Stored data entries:
+-------+
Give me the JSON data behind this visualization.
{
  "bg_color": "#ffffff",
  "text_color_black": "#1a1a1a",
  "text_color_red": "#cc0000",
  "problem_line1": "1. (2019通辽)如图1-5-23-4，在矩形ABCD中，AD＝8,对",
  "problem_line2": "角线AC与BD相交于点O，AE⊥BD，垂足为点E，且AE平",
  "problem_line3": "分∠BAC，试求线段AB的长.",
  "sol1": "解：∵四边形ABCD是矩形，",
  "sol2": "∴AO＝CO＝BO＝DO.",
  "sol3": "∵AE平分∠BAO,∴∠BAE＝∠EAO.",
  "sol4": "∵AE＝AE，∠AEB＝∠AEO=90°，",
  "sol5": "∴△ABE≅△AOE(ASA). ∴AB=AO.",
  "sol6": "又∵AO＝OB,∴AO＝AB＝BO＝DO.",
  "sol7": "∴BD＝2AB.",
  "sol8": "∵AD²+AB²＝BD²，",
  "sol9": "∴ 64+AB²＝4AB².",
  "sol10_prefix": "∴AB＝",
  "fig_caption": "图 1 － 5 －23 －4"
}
+-------+
Exercise requirements. Return each line of the records above exactly as it reads.

Answer in full.
Give me the JSON data behind this visualization.
{
  "bg_color": "#ffffff",
  "text_color_black": "#1a1a1a",
  "text_color_red": "#cc0000",
  "problem_line1": "1. (2019通辽)如图1-5-23-4，在矩形ABCD中，AD＝8,对",
  "problem_line2": "角线AC与BD相交于点O，AE⊥BD，垂足为点E，且AE平",
  "problem_line3": "分∠BAC，试求线段AB的长.",
  "sol1": "解：∵四边形ABCD是矩形，",
  "sol2": "∴AO＝CO＝BO＝DO.",
  "sol3": "∵AE平分∠BAO,∴∠BAE＝∠EAO.",
  "sol4": "∵AE＝AE，∠AEB＝∠AEO=90°，",
  "sol5": "∴△ABE≅△AOE(ASA). ∴AB=AO.",
  "sol6": "又∵AO＝OB,∴AO＝AB＝BO＝DO.",
  "sol7": "∴BD＝2AB.",
  "sol8": "∵AD²+AB²＝BD²，",
  "sol9": "∴ 64+AB²＝4AB².",
  "sol10_prefix": "∴AB＝",
  "fig_caption": "图 1 － 5 －23 －4"
}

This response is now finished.